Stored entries
* start *

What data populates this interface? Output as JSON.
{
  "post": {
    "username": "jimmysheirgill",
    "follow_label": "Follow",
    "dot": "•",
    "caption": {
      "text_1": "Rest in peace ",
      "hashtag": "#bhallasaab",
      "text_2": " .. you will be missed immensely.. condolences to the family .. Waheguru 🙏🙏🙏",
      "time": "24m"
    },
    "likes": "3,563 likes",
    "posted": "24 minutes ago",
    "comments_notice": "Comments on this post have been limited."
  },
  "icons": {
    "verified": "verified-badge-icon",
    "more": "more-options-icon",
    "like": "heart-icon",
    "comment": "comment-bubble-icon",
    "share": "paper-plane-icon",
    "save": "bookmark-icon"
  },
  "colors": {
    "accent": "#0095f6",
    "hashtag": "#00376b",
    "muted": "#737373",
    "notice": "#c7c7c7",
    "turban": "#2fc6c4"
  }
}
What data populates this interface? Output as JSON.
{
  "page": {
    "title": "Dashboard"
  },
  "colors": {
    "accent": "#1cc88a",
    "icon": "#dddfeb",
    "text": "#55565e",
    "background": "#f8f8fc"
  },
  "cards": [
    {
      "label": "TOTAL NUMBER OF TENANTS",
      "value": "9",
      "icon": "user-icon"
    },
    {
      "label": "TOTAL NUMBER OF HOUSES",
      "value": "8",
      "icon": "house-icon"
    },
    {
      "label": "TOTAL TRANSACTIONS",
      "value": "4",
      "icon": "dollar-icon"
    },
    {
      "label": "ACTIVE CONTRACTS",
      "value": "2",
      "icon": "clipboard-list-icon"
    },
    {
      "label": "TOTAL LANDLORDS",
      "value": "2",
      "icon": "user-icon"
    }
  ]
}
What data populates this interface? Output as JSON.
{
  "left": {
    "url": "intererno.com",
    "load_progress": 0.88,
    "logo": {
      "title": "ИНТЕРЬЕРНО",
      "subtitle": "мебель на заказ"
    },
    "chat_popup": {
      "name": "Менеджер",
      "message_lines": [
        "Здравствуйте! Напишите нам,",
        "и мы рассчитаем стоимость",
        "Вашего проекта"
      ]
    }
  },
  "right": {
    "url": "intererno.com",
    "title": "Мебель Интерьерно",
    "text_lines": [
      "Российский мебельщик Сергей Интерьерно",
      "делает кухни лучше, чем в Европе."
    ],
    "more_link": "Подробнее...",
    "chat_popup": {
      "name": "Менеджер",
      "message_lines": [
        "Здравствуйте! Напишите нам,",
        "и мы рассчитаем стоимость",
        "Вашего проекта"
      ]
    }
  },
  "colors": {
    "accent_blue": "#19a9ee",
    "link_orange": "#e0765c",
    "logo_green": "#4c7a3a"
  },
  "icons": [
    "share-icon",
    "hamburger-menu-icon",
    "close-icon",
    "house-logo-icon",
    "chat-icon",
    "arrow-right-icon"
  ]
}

* end *

REQUIREMENT: Copy out the material above in its entirety. Every detail must match.

EXERCISE RESULT:
What data populates this interface? Output as JSON.
{
  "post": {
    "username": "jimmysheirgill",
    "follow_label": "Follow",
    "dot": "•",
    "caption": {
      "text_1": "Rest in peace ",
      "hashtag": "#bhallasaab",
      "text_2": " .. you will be missed immensely.. condolences to the family .. Waheguru 🙏🙏🙏",
      "time": "24m"
    },
    "likes": "3,563 likes",
    "posted": "24 minutes ago",
    "comments_notice": "Comments on this post have been limited."
  },
  "icons": {
    "verified": "verified-badge-icon",
    "more": "more-options-icon",
    "like": "heart-icon",
    "comment": "comment-bubble-icon",
    "share": "paper-plane-icon",
    "save": "bookmark-icon"
  },
  "colors": {
    "accent": "#0095f6",
    "hashtag": "#00376b",
    "muted": "#737373",
    "notice": "#c7c7c7",
    "turban": "#2fc6c4"
  }
}
What data populates this interface? Output as JSON.
{
  "page": {
    "title": "Dashboard"
  },
  "colors": {
    "accent": "#1cc88a",
    "icon": "#dddfeb",
    "text": "#55565e",
    "background": "#f8f8fc"
  },
  "cards": [
    {
      "label": "TOTAL NUMBER OF TENANTS",
      "value": "9",
      "icon": "user-icon"
    },
    {
      "label": "TOTAL NUMBER OF HOUSES",
      "value": "8",
      "icon": "house-icon"
    },
    {
      "label": "TOTAL TRANSACTIONS",
      "value": "4",
      "icon": "dollar-icon"
    },
    {
      "label": "ACTIVE CONTRACTS",
      "value": "2",
      "icon": "clipboard-list-icon"
    },
    {
      "label": "TOTAL LANDLORDS",
      "value": "2",
      "icon": "user-icon"
    }
  ]
}
What data populates this interface? Output as JSON.
{
  "left": {
    "url": "intererno.com",
    "load_progress": 0.88,
    "logo": {
      "title": "ИНТЕРЬЕРНО",
      "subtitle": "мебель на заказ"
    },
    "chat_popup": {
      "name": "Менеджер",
      "message_lines": [
        "Здравствуйте! Напишите нам,",
        "и мы рассчитаем стоимость",
        "Вашего проекта"
      ]
    }
  },
  "right": {
    "url": "intererno.com",
    "title": "Мебель Интерьерно",
    "text_lines": [
      "Российский мебельщик Сергей Интерьерно",
      "делает кухни лучше, чем в Европе."
    ],
    "more_link": "Подробнее...",
    "chat_popup": {
      "name": "Менеджер",
      "message_lines": [
        "Здравствуйте! Напишите нам,",
        "и мы рассчитаем стоимость",
        "Вашего проекта"
      ]
    }
  },
  "colors": {
    "accent_blue": "#19a9ee",
    "link_orange": "#e0765c",
    "logo_green": "#4c7a3a"
  },
  "icons": [
    "share-icon",
    "hamburger-menu-icon",
    "close-icon",
    "house-logo-icon",
    "chat-icon",
    "arrow-right-icon"
  ]
}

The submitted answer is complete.